++++ Recorded information ++++

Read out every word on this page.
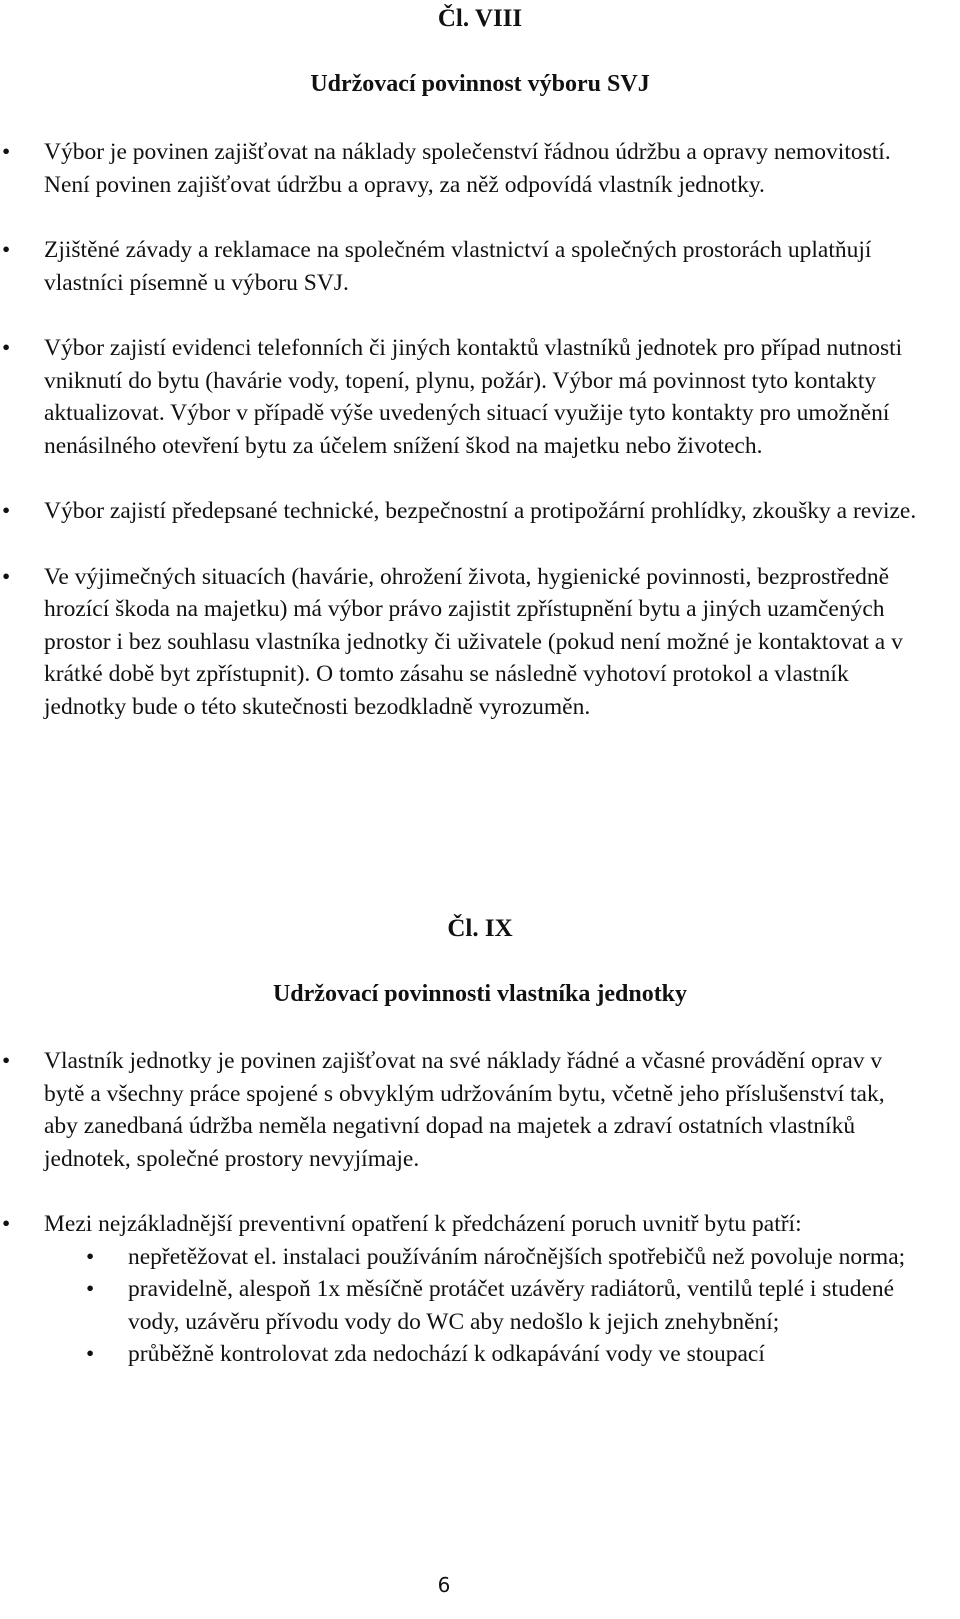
Čl. VIII
Udržovací povinnost výboru SVJ

• Výbor je povinen zajišťovat na náklady společenství řádnou údržbu a opravy nemovitostí. Není povinen zajišťovat údržbu a opravy, za něž odpovídá vlastník jednotky.

• Zjištěné závady a reklamace na společném vlastnictví a společných prostorách uplatňují vlastníci písemně u výboru SVJ.

• Výbor zajistí evidenci telefonních či jiných kontaktů vlastníků jednotek pro případ nutnosti vniknutí do bytu (havárie vody, topení, plynu, požár). Výbor má povinnost tyto kontakty aktualizovat. Výbor v případě výše uvedených situací využije tyto kontakty pro umožnění nenásilného otevření bytu za účelem snížení škod na majetku nebo životech.

• Výbor zajistí předepsané technické, bezpečnostní a protipožární prohlídky, zkoušky a revize.

• Ve výjimečných situacích (havárie, ohrožení života, hygienické povinnosti, bezprostředně hrozící škoda na majetku) má výbor právo zajistit zpřístupnění bytu a jiných uzamčených prostor i bez souhlasu vlastníka jednotky či uživatele (pokud není možné je kontaktovat a v krátké době byt zpřístupnit). O tomto zásahu se následně vyhotoví protokol a vlastník jednotky bude o této skutečnosti bezodkladně vyrozuměn.

Čl. IX
Udržovací povinnosti vlastníka jednotky

• Vlastník jednotky je povinen zajišťovat na své náklady řádné a včasné provádění oprav v bytě a všechny práce spojené s obvyklým udržováním bytu, včetně jeho příslušenství tak, aby zanedbaná údržba neměla negativní dopad na majetek a zdraví ostatních vlastníků jednotek, společné prostory nevyjímaje.

• Mezi nejzákladnější preventivní opatření k předcházení poruch uvnitř bytu patří:

• nepřetěžovat el. instalaci používáním náročnějších spotřebičů než povoluje norma;

• pravidelně, alespoň 1x měsíčně protáčet uzávěry radiátorů, ventilů teplé i studené vody, uzávěru přívodu vody do WC aby nedošlo k jejich znehybnění;

• průběžně kontrolovat zda nedochází k odkapávání vody ve stoupací

6
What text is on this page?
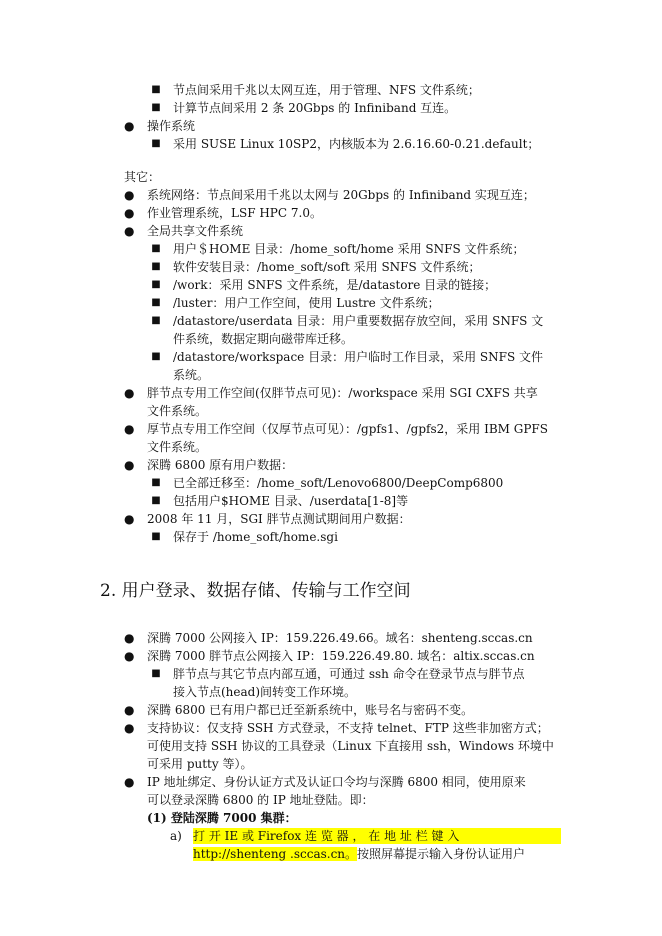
■ 节点间采用千兆以太网互连，用于管理、NFS 文件系统；
■ 计算节点间采用 2 条 20Gbps 的 Infiniband 互连。
● 操作系统
■ 采用 SUSE Linux 10SP2，内核版本为 2.6.16.60-0.21.default；
其它：
● 系统网络：节点间采用千兆以太网与 20Gbps 的 Infiniband 实现互连；
● 作业管理系统，LSF HPC 7.0。
● 全局共享文件系统
■ 用户＄HOME 目录：/home_soft/home 采用 SNFS 文件系统；
■ 软件安装目录：/home_soft/soft 采用 SNFS 文件系统；
■ /work：采用 SNFS 文件系统，是/datastore 目录的链接；
■ /luster：用户工作空间，使用 Lustre 文件系统；
■ /datastore/userdata 目录：用户重要数据存放空间，采用 SNFS 文
件系统，数据定期向磁带库迁移。
■ /datastore/workspace 目录：用户临时工作目录，采用 SNFS 文件
系统。
● 胖节点专用工作空间(仅胖节点可见)：/workspace 采用 SGI CXFS 共享
文件系统。
● 厚节点专用工作空间（仅厚节点可见）：/gpfs1、/gpfs2，采用 IBM GPFS
文件系统。
● 深腾 6800 原有用户数据：
■ 已全部迁移至：/home_soft/Lenovo6800/DeepComp6800
■ 包括用户$HOME 目录、/userdata[1-8]等
● 2008 年 11 月，SGI 胖节点测试期间用户数据：
■ 保存于 /home_soft/home.sgi
2. 用户登录、数据存储、传输与工作空间
● 深腾 7000 公网接入 IP：159.226.49.66。域名：shenteng.sccas.cn
● 深腾 7000 胖节点公网接入 IP：159.226.49.80. 域名：altix.sccas.cn
■ 胖节点与其它节点内部互通，可通过 ssh 命令在登录节点与胖节点
接入节点(head)间转变工作环境。
● 深腾 6800 已有用户都已迁至新系统中，账号名与密码不变。
● 支持协议：仅支持 SSH 方式登录，不支持 telnet、FTP 这些非加密方式；
可使用支持 SSH 协议的工具登录（Linux 下直接用 ssh，Windows 环境中
可采用 putty 等）。
● IP 地址绑定、身份认证方式及认证口令均与深腾 6800 相同，使用原来
可以登录深腾 6800 的 IP 地址登陆。即：
(1) 登陆深腾 7000 集群：
a) 打 开 IE 或 Firefox 连 览 器 ， 在 地 址 栏 键 入
http://shenteng .sccas.cn。按照屏幕提示输入身份认证用户
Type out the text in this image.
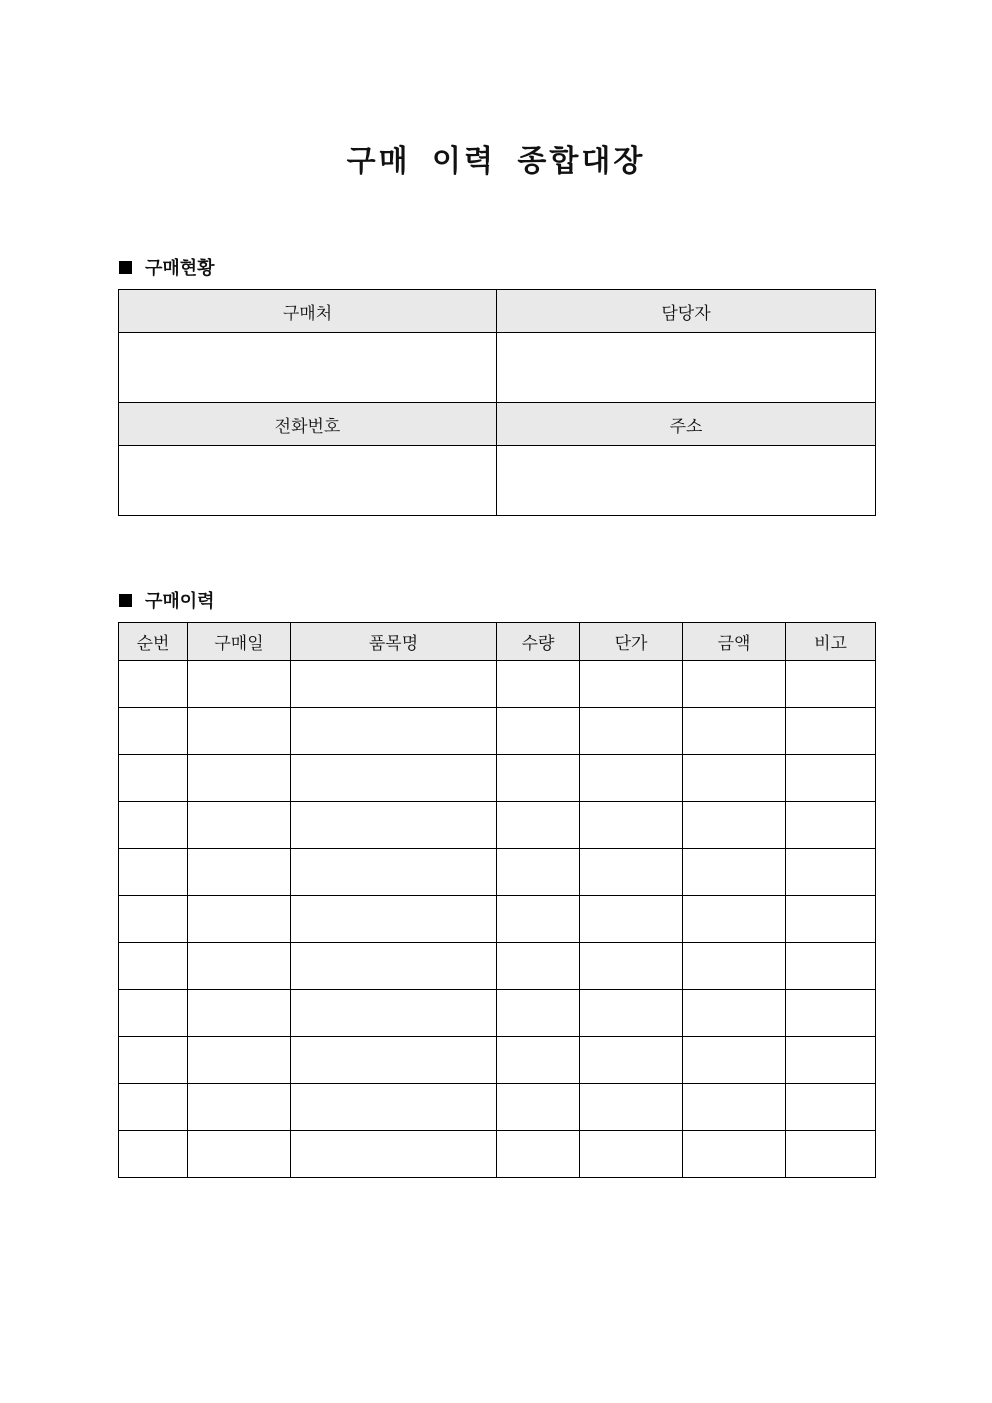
구매 이력 종합대장
구매현황
구매처	담당자

전화번호	주소

구매이력
순번	구매일	품목명	수량	단가	금액	비고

++++

**Problem**
Reproduce each entry precisely. Leave the pictures out.

**Full output**
Read out every word on this page.
Čl. VIII
Udržovací povinnost výboru SVJ

• Výbor je povinen zajišťovat na náklady společenství řádnou údržbu a opravy nemovitostí. Není povinen zajišťovat údržbu a opravy, za něž odpovídá vlastník jednotky.

• Zjištěné závady a reklamace na společném vlastnictví a společných prostorách uplatňují vlastníci písemně u výboru SVJ.

• Výbor zajistí evidenci telefonních či jiných kontaktů vlastníků jednotek pro případ nutnosti vniknutí do bytu (havárie vody, topení, plynu, požár). Výbor má povinnost tyto kontakty aktualizovat. Výbor v případě výše uvedených situací využije tyto kontakty pro umožnění nenásilného otevření bytu za účelem snížení škod na majetku nebo životech.

• Výbor zajistí předepsané technické, bezpečnostní a protipožární prohlídky, zkoušky a revize.

• Ve výjimečných situacích (havárie, ohrožení života, hygienické povinnosti, bezprostředně hrozící škoda na majetku) má výbor právo zajistit zpřístupnění bytu a jiných uzamčených prostor i bez souhlasu vlastníka jednotky či uživatele (pokud není možné je kontaktovat a v krátké době byt zpřístupnit). O tomto zásahu se následně vyhotoví protokol a vlastník jednotky bude o této skutečnosti bezodkladně vyrozuměn.

Čl. IX
Udržovací povinnosti vlastníka jednotky

• Vlastník jednotky je povinen zajišťovat na své náklady řádné a včasné provádění oprav v bytě a všechny práce spojené s obvyklým udržováním bytu, včetně jeho příslušenství tak, aby zanedbaná údržba neměla negativní dopad na majetek a zdraví ostatních vlastníků jednotek, společné prostory nevyjímaje.

• Mezi nejzákladnější preventivní opatření k předcházení poruch uvnitř bytu patří:

• nepřetěžovat el. instalaci používáním náročnějších spotřebičů než povoluje norma;

• pravidelně, alespoň 1x měsíčně protáčet uzávěry radiátorů, ventilů teplé i studené vody, uzávěru přívodu vody do WC aby nedošlo k jejich znehybnění;

• průběžně kontrolovat zda nedochází k odkapávání vody ve stoupací

6
What text is on this page?
■ 节点间采用千兆以太网互连，用于管理、NFS 文件系统；
■ 计算节点间采用 2 条 20Gbps 的 Infiniband 互连。
● 操作系统
■ 采用 SUSE Linux 10SP2，内核版本为 2.6.16.60-0.21.default；
其它：
● 系统网络：节点间采用千兆以太网与 20Gbps 的 Infiniband 实现互连；
● 作业管理系统，LSF HPC 7.0。
● 全局共享文件系统
■ 用户＄HOME 目录：/home_soft/home 采用 SNFS 文件系统；
■ 软件安装目录：/home_soft/soft 采用 SNFS 文件系统；
■ /work：采用 SNFS 文件系统，是/datastore 目录的链接；
■ /luster：用户工作空间，使用 Lustre 文件系统；
■ /datastore/userdata 目录：用户重要数据存放空间，采用 SNFS 文
件系统，数据定期向磁带库迁移。
■ /datastore/workspace 目录：用户临时工作目录，采用 SNFS 文件
系统。
● 胖节点专用工作空间(仅胖节点可见)：/workspace 采用 SGI CXFS 共享
文件系统。
● 厚节点专用工作空间（仅厚节点可见）：/gpfs1、/gpfs2，采用 IBM GPFS
文件系统。
● 深腾 6800 原有用户数据：
■ 已全部迁移至：/home_soft/Lenovo6800/DeepComp6800
■ 包括用户$HOME 目录、/userdata[1-8]等
● 2008 年 11 月，SGI 胖节点测试期间用户数据：
■ 保存于 /home_soft/home.sgi
2. 用户登录、数据存储、传输与工作空间
● 深腾 7000 公网接入 IP：159.226.49.66。域名：shenteng.sccas.cn
● 深腾 7000 胖节点公网接入 IP：159.226.49.80. 域名：altix.sccas.cn
■ 胖节点与其它节点内部互通，可通过 ssh 命令在登录节点与胖节点
接入节点(head)间转变工作环境。
● 深腾 6800 已有用户都已迁至新系统中，账号名与密码不变。
● 支持协议：仅支持 SSH 方式登录，不支持 telnet、FTP 这些非加密方式；
可使用支持 SSH 协议的工具登录（Linux 下直接用 ssh，Windows 环境中
可采用 putty 等）。
● IP 地址绑定、身份认证方式及认证口令均与深腾 6800 相同，使用原来
可以登录深腾 6800 的 IP 地址登陆。即：
(1) 登陆深腾 7000 集群：
a) 打 开 IE 或 Firefox 连 览 器 ， 在 地 址 栏 键 入
http://shenteng .sccas.cn。按照屏幕提示输入身份认证用户
Type out the text in this image.
구매 이력 종합대장
구매현황
구매처	담당자

전화번호	주소

구매이력
순번	구매일	품목명	수량	단가	금액	비고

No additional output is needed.